__WHAT TO DO__
What follows is a block of records; restate each one word for word.

Records about charts and figures
** start **

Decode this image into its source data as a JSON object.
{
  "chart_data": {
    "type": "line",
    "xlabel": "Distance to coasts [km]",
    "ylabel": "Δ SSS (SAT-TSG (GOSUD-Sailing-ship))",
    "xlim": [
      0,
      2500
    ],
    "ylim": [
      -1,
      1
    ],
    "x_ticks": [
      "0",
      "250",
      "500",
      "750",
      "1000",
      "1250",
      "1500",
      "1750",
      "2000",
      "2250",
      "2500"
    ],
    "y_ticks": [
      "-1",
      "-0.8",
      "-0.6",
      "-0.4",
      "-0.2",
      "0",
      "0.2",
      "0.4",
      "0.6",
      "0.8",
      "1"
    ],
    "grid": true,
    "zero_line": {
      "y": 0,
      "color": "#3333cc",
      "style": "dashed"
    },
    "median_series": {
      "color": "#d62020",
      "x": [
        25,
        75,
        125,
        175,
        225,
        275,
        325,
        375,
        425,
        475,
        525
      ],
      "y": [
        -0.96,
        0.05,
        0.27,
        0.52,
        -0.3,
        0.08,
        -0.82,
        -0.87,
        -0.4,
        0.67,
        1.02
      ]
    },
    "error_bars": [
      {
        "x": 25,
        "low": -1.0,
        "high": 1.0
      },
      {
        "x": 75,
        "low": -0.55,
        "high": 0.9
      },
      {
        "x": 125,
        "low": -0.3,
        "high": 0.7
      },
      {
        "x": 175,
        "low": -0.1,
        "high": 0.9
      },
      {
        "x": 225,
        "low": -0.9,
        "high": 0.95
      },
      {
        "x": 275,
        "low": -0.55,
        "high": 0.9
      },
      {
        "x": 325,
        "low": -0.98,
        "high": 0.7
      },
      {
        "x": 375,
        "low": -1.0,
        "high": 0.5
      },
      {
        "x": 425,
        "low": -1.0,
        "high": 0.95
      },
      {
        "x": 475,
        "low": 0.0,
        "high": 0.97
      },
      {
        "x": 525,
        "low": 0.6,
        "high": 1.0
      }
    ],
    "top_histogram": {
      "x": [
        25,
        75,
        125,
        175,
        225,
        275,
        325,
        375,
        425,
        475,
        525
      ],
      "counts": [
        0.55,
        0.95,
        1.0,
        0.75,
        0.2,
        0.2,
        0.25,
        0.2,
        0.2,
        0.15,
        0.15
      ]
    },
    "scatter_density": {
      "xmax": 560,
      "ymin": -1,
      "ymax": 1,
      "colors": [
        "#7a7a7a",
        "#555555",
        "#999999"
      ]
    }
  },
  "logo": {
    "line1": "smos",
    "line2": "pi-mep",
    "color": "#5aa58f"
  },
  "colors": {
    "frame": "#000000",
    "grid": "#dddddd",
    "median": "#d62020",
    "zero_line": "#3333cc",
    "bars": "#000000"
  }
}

** end **

__THE COMPLETED TASK__
Decode this image into its source data as a JSON object.
{
  "chart_data": {
    "type": "line",
    "xlabel": "Distance to coasts [km]",
    "ylabel": "Δ SSS (SAT-TSG (GOSUD-Sailing-ship))",
    "xlim": [
      0,
      2500
    ],
    "ylim": [
      -1,
      1
    ],
    "x_ticks": [
      "0",
      "250",
      "500",
      "750",
      "1000",
      "1250",
      "1500",
      "1750",
      "2000",
      "2250",
      "2500"
    ],
    "y_ticks": [
      "-1",
      "-0.8",
      "-0.6",
      "-0.4",
      "-0.2",
      "0",
      "0.2",
      "0.4",
      "0.6",
      "0.8",
      "1"
    ],
    "grid": true,
    "zero_line": {
      "y": 0,
      "color": "#3333cc",
      "style": "dashed"
    },
    "median_series": {
      "color": "#d62020",
      "x": [
        25,
        75,
        125,
        175,
        225,
        275,
        325,
        375,
        425,
        475,
        525
      ],
      "y": [
        -0.96,
        0.05,
        0.27,
        0.52,
        -0.3,
        0.08,
        -0.82,
        -0.87,
        -0.4,
        0.67,
        1.02
      ]
    },
    "error_bars": [
      {
        "x": 25,
        "low": -1.0,
        "high": 1.0
      },
      {
        "x": 75,
        "low": -0.55,
        "high": 0.9
      },
      {
        "x": 125,
        "low": -0.3,
        "high": 0.7
      },
      {
        "x": 175,
        "low": -0.1,
        "high": 0.9
      },
      {
        "x": 225,
        "low": -0.9,
        "high": 0.95
      },
      {
        "x": 275,
        "low": -0.55,
        "high": 0.9
      },
      {
        "x": 325,
        "low": -0.98,
        "high": 0.7
      },
      {
        "x": 375,
        "low": -1.0,
        "high": 0.5
      },
      {
        "x": 425,
        "low": -1.0,
        "high": 0.95
      },
      {
        "x": 475,
        "low": 0.0,
        "high": 0.97
      },
      {
        "x": 525,
        "low": 0.6,
        "high": 1.0
      }
    ],
    "top_histogram": {
      "x": [
        25,
        75,
        125,
        175,
        225,
        275,
        325,
        375,
        425,
        475,
        525
      ],
      "counts": [
        0.55,
        0.95,
        1.0,
        0.75,
        0.2,
        0.2,
        0.25,
        0.2,
        0.2,
        0.15,
        0.15
      ]
    },
    "scatter_density": {
      "xmax": 560,
      "ymin": -1,
      "ymax": 1,
      "colors": [
        "#7a7a7a",
        "#555555",
        "#999999"
      ]
    }
  },
  "logo": {
    "line1": "smos",
    "line2": "pi-mep",
    "color": "#5aa58f"
  },
  "colors": {
    "frame": "#000000",
    "grid": "#dddddd",
    "median": "#d62020",
    "zero_line": "#3333cc",
    "bars": "#000000"
  }
}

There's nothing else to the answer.